--- EXCERPTED RECORDS ---

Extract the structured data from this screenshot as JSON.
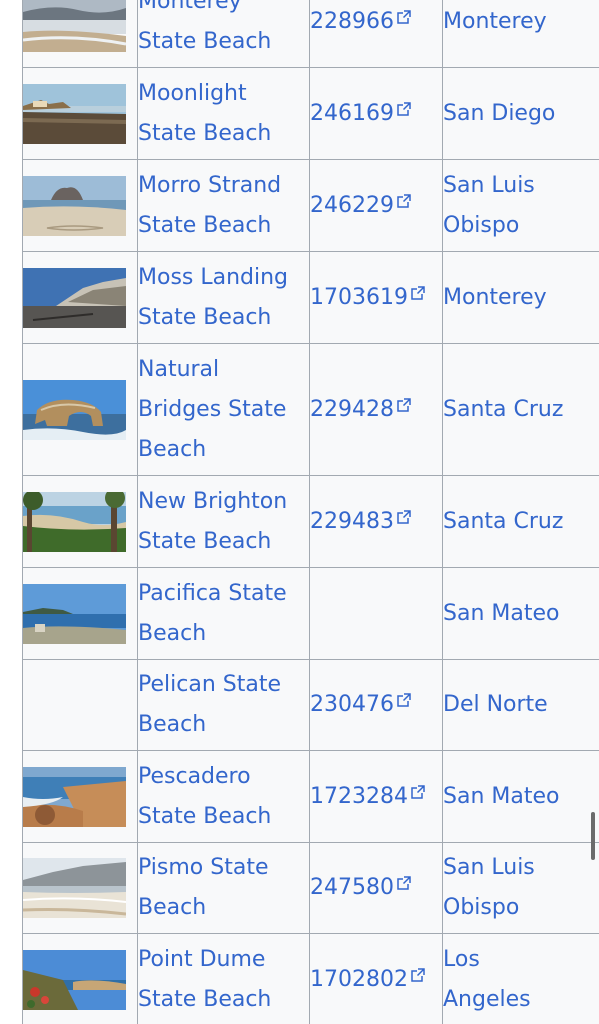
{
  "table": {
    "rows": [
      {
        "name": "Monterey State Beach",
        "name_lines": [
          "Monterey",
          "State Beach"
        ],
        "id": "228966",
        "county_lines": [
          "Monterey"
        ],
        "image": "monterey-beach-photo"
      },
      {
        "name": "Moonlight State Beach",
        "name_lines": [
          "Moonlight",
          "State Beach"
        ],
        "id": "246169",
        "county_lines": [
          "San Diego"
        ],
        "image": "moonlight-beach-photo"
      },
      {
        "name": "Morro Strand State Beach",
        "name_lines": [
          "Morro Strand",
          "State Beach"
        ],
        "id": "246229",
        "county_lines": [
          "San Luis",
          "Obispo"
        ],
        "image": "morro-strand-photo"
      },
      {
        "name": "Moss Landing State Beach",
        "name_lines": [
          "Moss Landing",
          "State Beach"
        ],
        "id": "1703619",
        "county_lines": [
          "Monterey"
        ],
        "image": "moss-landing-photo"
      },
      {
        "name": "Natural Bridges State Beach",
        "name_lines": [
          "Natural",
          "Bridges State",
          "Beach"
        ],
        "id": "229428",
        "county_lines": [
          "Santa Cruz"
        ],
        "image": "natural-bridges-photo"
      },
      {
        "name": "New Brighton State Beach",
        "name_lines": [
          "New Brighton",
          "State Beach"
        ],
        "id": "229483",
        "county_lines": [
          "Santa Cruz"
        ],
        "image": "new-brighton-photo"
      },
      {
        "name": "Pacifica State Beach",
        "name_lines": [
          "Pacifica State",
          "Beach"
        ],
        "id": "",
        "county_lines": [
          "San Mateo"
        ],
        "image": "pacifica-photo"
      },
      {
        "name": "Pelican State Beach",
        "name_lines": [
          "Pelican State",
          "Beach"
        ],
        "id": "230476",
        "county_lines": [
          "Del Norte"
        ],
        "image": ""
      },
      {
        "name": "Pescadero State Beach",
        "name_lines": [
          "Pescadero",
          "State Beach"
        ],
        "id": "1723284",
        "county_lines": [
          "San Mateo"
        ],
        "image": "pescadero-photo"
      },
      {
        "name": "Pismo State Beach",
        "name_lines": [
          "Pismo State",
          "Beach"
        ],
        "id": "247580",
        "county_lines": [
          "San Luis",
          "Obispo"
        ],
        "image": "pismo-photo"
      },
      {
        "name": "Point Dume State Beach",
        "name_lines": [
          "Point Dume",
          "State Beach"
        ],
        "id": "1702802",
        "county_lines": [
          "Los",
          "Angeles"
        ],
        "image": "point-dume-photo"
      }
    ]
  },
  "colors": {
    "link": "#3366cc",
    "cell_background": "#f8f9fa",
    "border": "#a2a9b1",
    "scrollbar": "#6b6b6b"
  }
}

---

_GOAL:_ Copy every record above exactly, leaving out any pictures.

_RESPONSE TO THE TASK:_
Extract the structured data from this screenshot as JSON.
{
  "table": {
    "rows": [
      {
        "name": "Monterey State Beach",
        "name_lines": [
          "Monterey",
          "State Beach"
        ],
        "id": "228966",
        "county_lines": [
          "Monterey"
        ],
        "image": "monterey-beach-photo"
      },
      {
        "name": "Moonlight State Beach",
        "name_lines": [
          "Moonlight",
          "State Beach"
        ],
        "id": "246169",
        "county_lines": [
          "San Diego"
        ],
        "image": "moonlight-beach-photo"
      },
      {
        "name": "Morro Strand State Beach",
        "name_lines": [
          "Morro Strand",
          "State Beach"
        ],
        "id": "246229",
        "county_lines": [
          "San Luis",
          "Obispo"
        ],
        "image": "morro-strand-photo"
      },
      {
        "name": "Moss Landing State Beach",
        "name_lines": [
          "Moss Landing",
          "State Beach"
        ],
        "id": "1703619",
        "county_lines": [
          "Monterey"
        ],
        "image": "moss-landing-photo"
      },
      {
        "name": "Natural Bridges State Beach",
        "name_lines": [
          "Natural",
          "Bridges State",
          "Beach"
        ],
        "id": "229428",
        "county_lines": [
          "Santa Cruz"
        ],
        "image": "natural-bridges-photo"
      },
      {
        "name": "New Brighton State Beach",
        "name_lines": [
          "New Brighton",
          "State Beach"
        ],
        "id": "229483",
        "county_lines": [
          "Santa Cruz"
        ],
        "image": "new-brighton-photo"
      },
      {
        "name": "Pacifica State Beach",
        "name_lines": [
          "Pacifica State",
          "Beach"
        ],
        "id": "",
        "county_lines": [
          "San Mateo"
        ],
        "image": "pacifica-photo"
      },
      {
        "name": "Pelican State Beach",
        "name_lines": [
          "Pelican State",
          "Beach"
        ],
        "id": "230476",
        "county_lines": [
          "Del Norte"
        ],
        "image": ""
      },
      {
        "name": "Pescadero State Beach",
        "name_lines": [
          "Pescadero",
          "State Beach"
        ],
        "id": "1723284",
        "county_lines": [
          "San Mateo"
        ],
        "image": "pescadero-photo"
      },
      {
        "name": "Pismo State Beach",
        "name_lines": [
          "Pismo State",
          "Beach"
        ],
        "id": "247580",
        "county_lines": [
          "San Luis",
          "Obispo"
        ],
        "image": "pismo-photo"
      },
      {
        "name": "Point Dume State Beach",
        "name_lines": [
          "Point Dume",
          "State Beach"
        ],
        "id": "1702802",
        "county_lines": [
          "Los",
          "Angeles"
        ],
        "image": "point-dume-photo"
      }
    ]
  },
  "colors": {
    "link": "#3366cc",
    "cell_background": "#f8f9fa",
    "border": "#a2a9b1",
    "scrollbar": "#6b6b6b"
  }
}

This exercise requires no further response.